→ **DESCRIPTION OF THE TASK**
Return everything from the start of the records below down to the line containing "- fixed-pulley-icon: [1888, 1348, 1968, 1458]", inclusive of both ends, reproducing each line verbatim.

→ **WORKING DATA**
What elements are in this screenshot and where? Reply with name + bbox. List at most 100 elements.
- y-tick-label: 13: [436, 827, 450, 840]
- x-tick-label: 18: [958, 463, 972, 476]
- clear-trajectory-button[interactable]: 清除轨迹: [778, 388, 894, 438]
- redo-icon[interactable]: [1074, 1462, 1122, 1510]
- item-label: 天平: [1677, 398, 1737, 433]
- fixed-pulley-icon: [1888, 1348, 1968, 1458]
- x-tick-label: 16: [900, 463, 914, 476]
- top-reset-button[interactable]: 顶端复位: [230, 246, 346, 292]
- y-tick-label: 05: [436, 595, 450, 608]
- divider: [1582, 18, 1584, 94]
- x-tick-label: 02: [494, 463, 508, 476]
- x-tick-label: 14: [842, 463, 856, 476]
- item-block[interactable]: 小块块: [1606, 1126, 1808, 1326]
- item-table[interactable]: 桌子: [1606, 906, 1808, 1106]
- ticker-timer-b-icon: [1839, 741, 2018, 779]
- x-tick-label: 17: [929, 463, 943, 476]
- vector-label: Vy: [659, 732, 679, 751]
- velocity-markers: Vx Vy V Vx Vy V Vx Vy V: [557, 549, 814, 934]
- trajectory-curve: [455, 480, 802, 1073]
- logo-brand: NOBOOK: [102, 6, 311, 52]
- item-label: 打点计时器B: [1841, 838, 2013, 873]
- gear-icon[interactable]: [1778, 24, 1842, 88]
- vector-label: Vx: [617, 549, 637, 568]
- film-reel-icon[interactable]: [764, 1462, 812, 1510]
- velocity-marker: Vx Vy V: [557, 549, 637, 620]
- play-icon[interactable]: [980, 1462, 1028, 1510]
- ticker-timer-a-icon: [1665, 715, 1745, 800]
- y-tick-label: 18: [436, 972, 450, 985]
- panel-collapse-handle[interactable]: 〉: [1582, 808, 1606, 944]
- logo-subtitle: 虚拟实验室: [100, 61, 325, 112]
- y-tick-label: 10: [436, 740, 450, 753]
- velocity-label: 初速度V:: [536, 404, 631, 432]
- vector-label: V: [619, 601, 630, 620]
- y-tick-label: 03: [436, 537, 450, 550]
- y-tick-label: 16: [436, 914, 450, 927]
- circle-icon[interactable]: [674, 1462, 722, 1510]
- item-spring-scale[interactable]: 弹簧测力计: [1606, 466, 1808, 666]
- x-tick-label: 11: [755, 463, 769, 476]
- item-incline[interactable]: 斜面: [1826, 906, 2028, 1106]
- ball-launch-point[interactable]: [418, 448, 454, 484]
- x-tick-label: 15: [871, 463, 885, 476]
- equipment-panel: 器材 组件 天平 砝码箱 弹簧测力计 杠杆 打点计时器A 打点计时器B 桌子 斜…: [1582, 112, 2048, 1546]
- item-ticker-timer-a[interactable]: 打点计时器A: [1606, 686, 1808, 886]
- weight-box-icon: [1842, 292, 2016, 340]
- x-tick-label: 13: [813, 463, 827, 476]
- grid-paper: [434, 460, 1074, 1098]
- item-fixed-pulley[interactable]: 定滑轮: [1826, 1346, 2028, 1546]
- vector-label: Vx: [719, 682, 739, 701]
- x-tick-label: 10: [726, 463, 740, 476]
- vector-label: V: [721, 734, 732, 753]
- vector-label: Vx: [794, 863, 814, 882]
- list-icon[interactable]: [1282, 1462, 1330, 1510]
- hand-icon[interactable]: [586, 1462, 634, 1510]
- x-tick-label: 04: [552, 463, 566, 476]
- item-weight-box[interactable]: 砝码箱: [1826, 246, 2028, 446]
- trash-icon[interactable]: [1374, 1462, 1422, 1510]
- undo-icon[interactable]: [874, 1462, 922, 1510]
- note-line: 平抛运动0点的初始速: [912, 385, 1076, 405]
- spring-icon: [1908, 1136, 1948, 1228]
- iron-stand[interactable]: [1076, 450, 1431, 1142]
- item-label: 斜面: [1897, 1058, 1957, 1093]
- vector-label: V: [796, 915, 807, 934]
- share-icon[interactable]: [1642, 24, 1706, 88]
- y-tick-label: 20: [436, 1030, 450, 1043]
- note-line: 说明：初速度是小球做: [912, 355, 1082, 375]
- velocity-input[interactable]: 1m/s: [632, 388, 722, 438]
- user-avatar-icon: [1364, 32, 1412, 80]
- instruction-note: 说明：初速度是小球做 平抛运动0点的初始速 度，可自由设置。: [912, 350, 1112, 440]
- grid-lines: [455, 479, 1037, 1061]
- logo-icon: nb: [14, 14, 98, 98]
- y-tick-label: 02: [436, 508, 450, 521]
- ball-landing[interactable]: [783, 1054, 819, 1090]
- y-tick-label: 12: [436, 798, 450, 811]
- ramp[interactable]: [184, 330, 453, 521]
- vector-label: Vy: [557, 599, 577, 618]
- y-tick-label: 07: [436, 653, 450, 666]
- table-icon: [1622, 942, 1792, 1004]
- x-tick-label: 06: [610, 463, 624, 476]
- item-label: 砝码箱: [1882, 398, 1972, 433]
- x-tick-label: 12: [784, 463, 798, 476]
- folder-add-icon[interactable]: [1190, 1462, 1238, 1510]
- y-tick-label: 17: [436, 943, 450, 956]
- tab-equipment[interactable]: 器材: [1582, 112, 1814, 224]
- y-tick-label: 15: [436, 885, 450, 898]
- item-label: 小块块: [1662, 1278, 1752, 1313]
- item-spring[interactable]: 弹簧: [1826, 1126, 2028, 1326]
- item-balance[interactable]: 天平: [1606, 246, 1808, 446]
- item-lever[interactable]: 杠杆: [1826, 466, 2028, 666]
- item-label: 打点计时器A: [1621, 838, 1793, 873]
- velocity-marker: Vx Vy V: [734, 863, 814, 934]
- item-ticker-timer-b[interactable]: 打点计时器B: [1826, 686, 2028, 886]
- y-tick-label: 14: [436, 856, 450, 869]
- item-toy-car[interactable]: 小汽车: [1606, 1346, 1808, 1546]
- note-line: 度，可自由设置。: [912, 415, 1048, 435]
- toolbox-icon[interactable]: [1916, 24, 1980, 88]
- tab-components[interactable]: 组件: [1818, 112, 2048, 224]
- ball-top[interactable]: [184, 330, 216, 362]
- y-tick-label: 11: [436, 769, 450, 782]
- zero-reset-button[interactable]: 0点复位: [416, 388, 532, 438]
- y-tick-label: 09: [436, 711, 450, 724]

→ **SOLUTION**
What elements are in this screenshot and where? Reply with name + bbox. List at most 100 elements.
- y-tick-label: 13: [436, 827, 450, 840]
- x-tick-label: 18: [958, 463, 972, 476]
- clear-trajectory-button[interactable]: 清除轨迹: [778, 388, 894, 438]
- redo-icon[interactable]: [1074, 1462, 1122, 1510]
- item-label: 天平: [1677, 398, 1737, 433]
- fixed-pulley-icon: [1888, 1348, 1968, 1458]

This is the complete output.